**WHAT IS ASKED**:
Set the listing down again exactly, please, apart from its pictures.
===== EXTRACTED INFORMATION =====
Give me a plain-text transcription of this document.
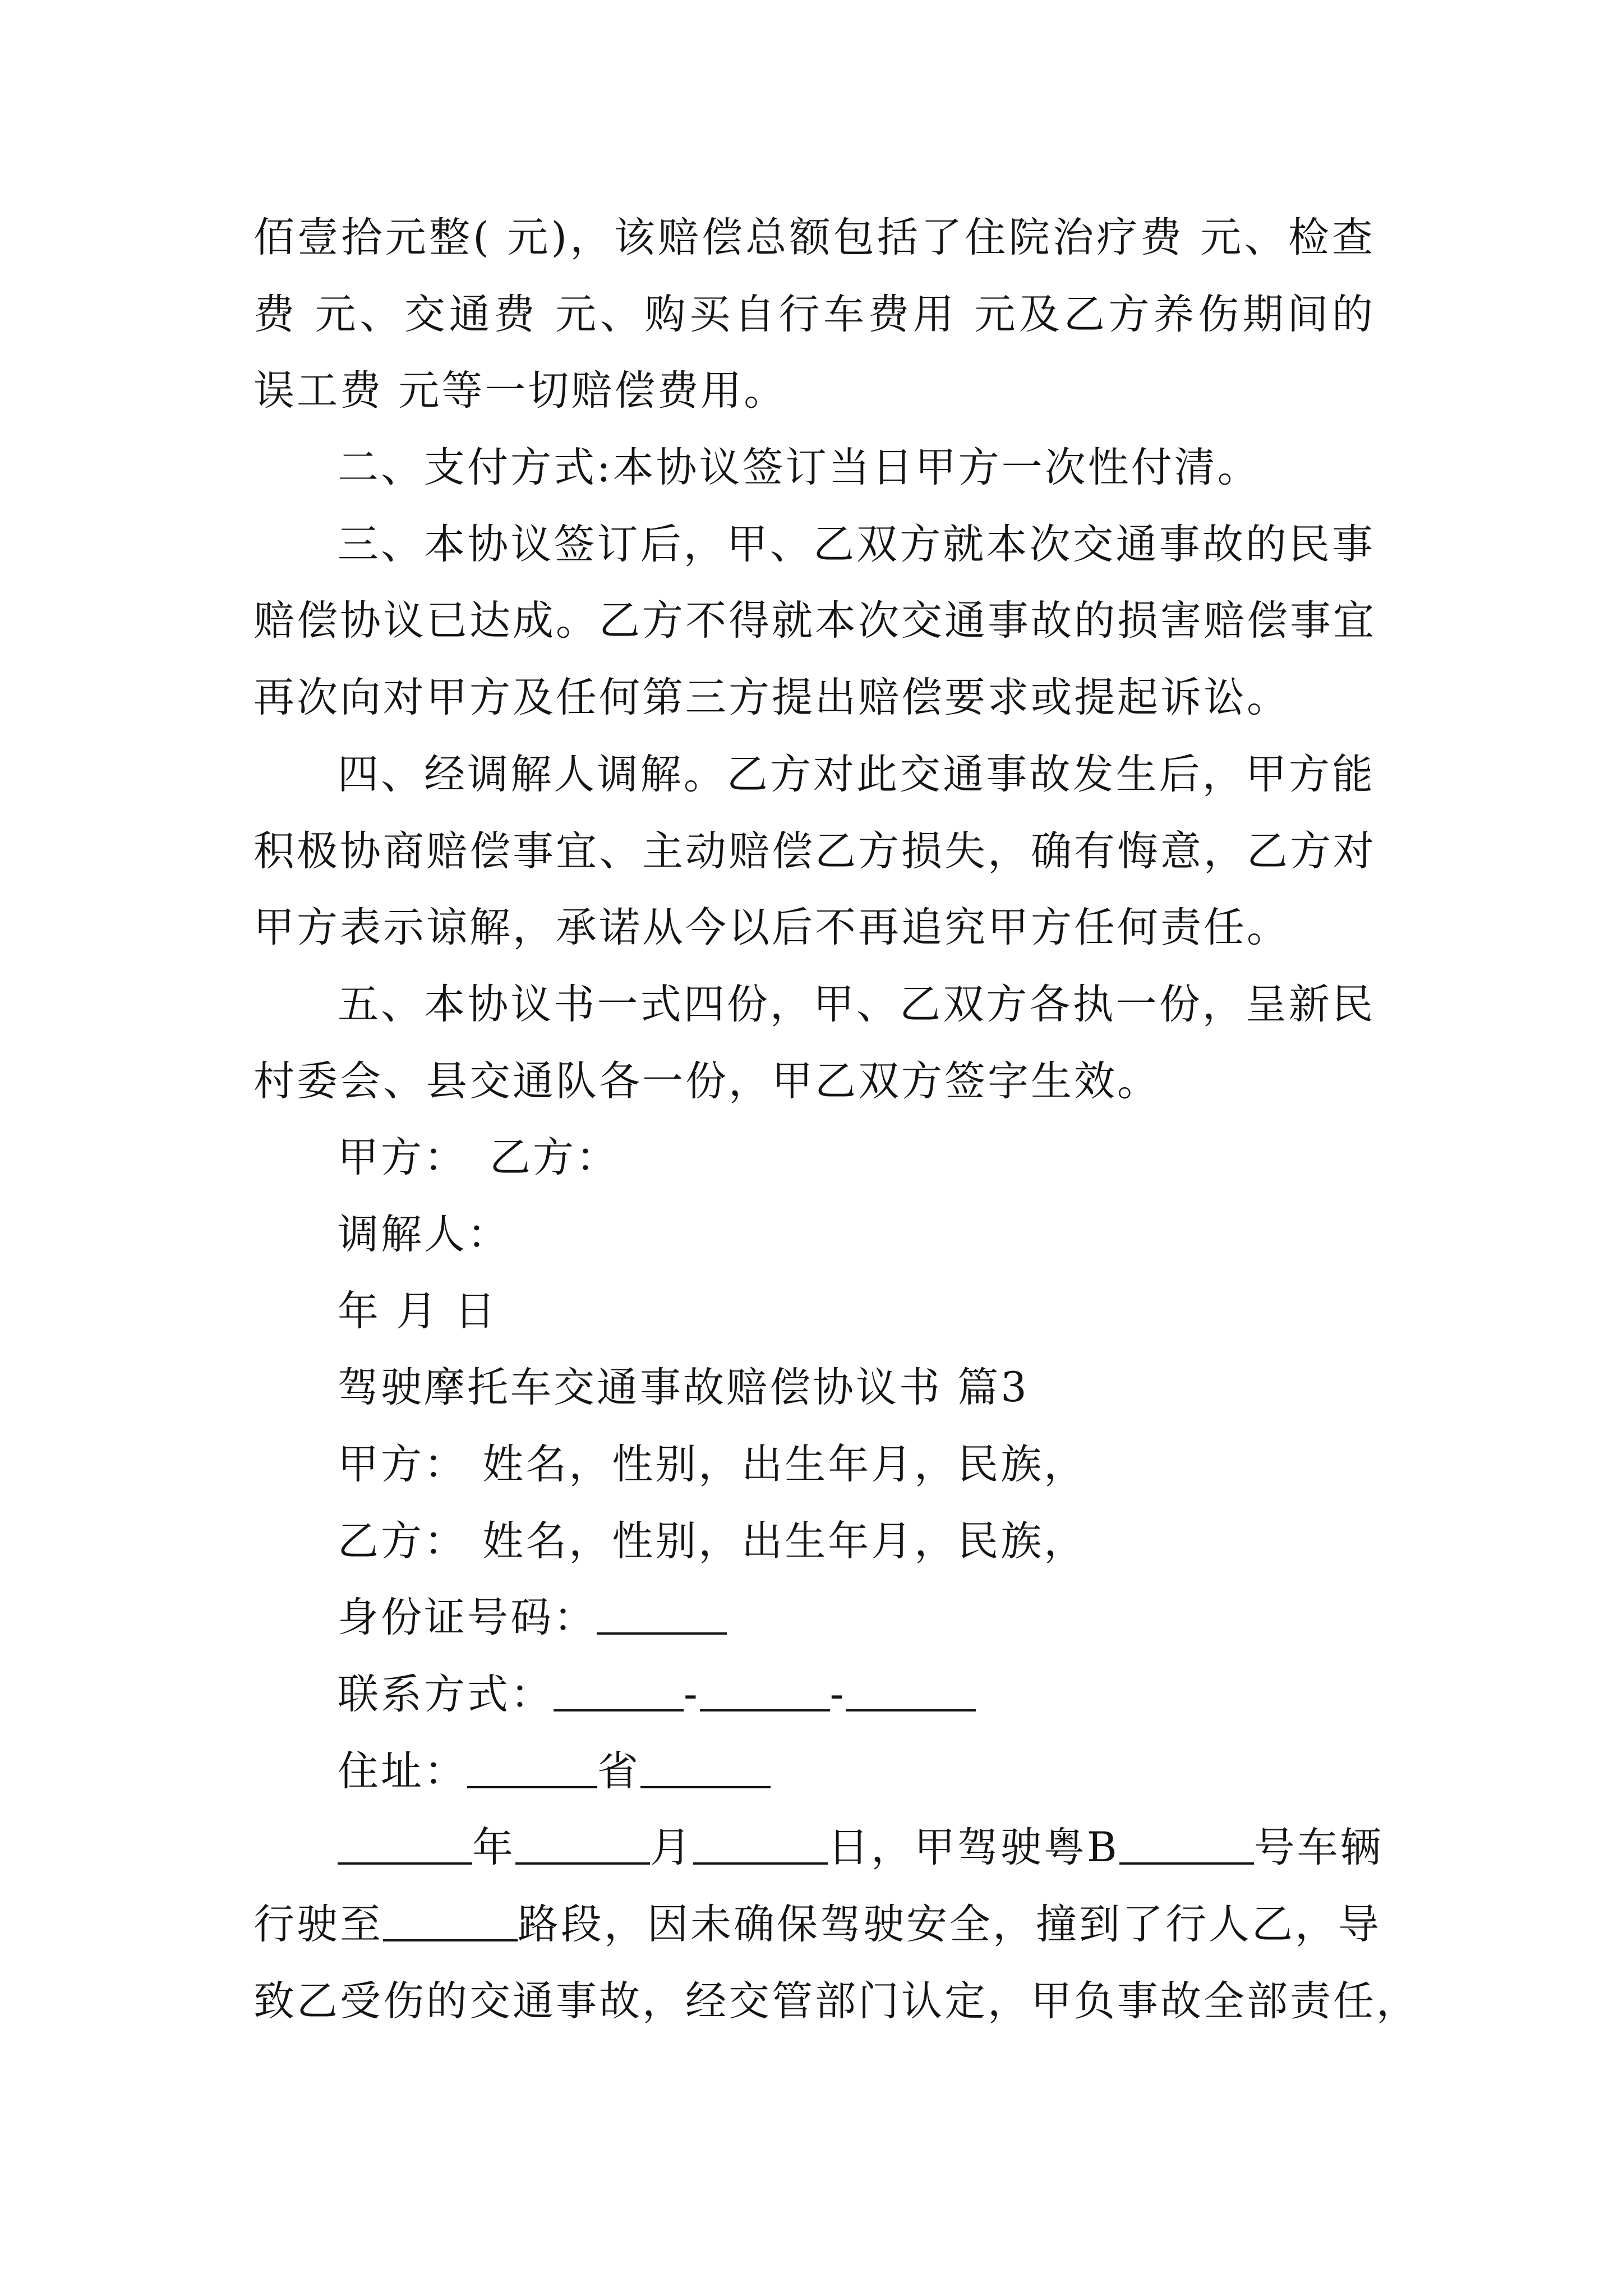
佰壹拾元整( 元)，该赔偿总额包括了住院治疗费 元、检查
费 元、交通费 元、购买自行车费用 元及乙方养伤期间的
误工费 元等一切赔偿费用。
二、支付方式:本协议签订当日甲方一次性付清。
三、本协议签订后，甲、乙双方就本次交通事故的民事
赔偿协议已达成。乙方不得就本次交通事故的损害赔偿事宜
再次向对甲方及任何第三方提出赔偿要求或提起诉讼。
四、经调解人调解。乙方对此交通事故发生后，甲方能
积极协商赔偿事宜、主动赔偿乙方损失，确有悔意，乙方对
甲方表示谅解，承诺从今以后不再追究甲方任何责任。
五、本协议书一式四份，甲、乙双方各执一份，呈新民
村委会、县交通队各一份，甲乙双方签字生效。
甲方： 乙方：
调解人：
年 月 日
驾驶摩托车交通事故赔偿协议书 篇3
甲方： 姓名，性别，出生年月，民族，
乙方： 姓名，性别，出生年月，民族，
身份证号码：
联系方式：	-	-
住址：	省
年	月	日，甲驾驶粤B	号车辆
行驶至	路段，因未确保驾驶安全，撞到了行人乙，导
致乙受伤的交通事故，经交管部门认定，甲负事故全部责任，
=====
**EXERCISE RESPONSE**:
Give me a plain-text transcription of this document.
佰壹拾元整( 元)，该赔偿总额包括了住院治疗费 元、检查
费 元、交通费 元、购买自行车费用 元及乙方养伤期间的
误工费 元等一切赔偿费用。
二、支付方式:本协议签订当日甲方一次性付清。
三、本协议签订后，甲、乙双方就本次交通事故的民事
赔偿协议已达成。乙方不得就本次交通事故的损害赔偿事宜
再次向对甲方及任何第三方提出赔偿要求或提起诉讼。
四、经调解人调解。乙方对此交通事故发生后，甲方能
积极协商赔偿事宜、主动赔偿乙方损失，确有悔意，乙方对
甲方表示谅解，承诺从今以后不再追究甲方任何责任。
五、本协议书一式四份，甲、乙双方各执一份，呈新民
村委会、县交通队各一份，甲乙双方签字生效。
甲方： 乙方：
调解人：
年 月 日
驾驶摩托车交通事故赔偿协议书 篇3
甲方： 姓名，性别，出生年月，民族，
乙方： 姓名，性别，出生年月，民族，
身份证号码：
联系方式：	-	-
住址：	省
年	月	日，甲驾驶粤B	号车辆
行驶至	路段，因未确保驾驶安全，撞到了行人乙，导
致乙受伤的交通事故，经交管部门认定，甲负事故全部责任，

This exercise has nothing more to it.